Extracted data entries
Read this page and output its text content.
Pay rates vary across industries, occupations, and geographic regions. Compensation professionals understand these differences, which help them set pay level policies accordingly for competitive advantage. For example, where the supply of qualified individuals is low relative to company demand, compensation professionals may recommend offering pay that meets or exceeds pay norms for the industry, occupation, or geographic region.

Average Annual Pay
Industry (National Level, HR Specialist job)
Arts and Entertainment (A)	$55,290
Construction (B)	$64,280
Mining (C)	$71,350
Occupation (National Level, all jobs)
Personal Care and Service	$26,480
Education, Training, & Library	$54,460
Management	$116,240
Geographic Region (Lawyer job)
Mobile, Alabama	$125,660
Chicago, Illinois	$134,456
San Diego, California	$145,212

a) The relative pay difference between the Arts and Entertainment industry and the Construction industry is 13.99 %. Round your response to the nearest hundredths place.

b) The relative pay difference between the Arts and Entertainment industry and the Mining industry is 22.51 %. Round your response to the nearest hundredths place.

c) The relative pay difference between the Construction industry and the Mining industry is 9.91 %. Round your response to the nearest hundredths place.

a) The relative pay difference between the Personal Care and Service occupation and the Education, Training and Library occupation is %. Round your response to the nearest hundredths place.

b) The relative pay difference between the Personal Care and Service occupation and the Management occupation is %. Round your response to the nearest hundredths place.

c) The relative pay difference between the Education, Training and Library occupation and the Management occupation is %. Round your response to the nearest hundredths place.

_Required work:_ Copy all the lines, exactly.

_Complete output:_
Read this page and output its text content.
Pay rates vary across industries, occupations, and geographic regions. Compensation professionals understand these differences, which help them set pay level policies accordingly for competitive advantage. For example, where the supply of qualified individuals is low relative to company demand, compensation professionals may recommend offering pay that meets or exceeds pay norms for the industry, occupation, or geographic region.

Average Annual Pay
Industry (National Level, HR Specialist job)
Arts and Entertainment (A)	$55,290
Construction (B)	$64,280
Mining (C)	$71,350
Occupation (National Level, all jobs)
Personal Care and Service	$26,480
Education, Training, & Library	$54,460
Management	$116,240
Geographic Region (Lawyer job)
Mobile, Alabama	$125,660
Chicago, Illinois	$134,456
San Diego, California	$145,212

a) The relative pay difference between the Arts and Entertainment industry and the Construction industry is 13.99 %. Round your response to the nearest hundredths place.

b) The relative pay difference between the Arts and Entertainment industry and the Mining industry is 22.51 %. Round your response to the nearest hundredths place.

c) The relative pay difference between the Construction industry and the Mining industry is 9.91 %. Round your response to the nearest hundredths place.

a) The relative pay difference between the Personal Care and Service occupation and the Education, Training and Library occupation is %. Round your response to the nearest hundredths place.

b) The relative pay difference between the Personal Care and Service occupation and the Management occupation is %. Round your response to the nearest hundredths place.

c) The relative pay difference between the Education, Training and Library occupation and the Management occupation is %. Round your response to the nearest hundredths place.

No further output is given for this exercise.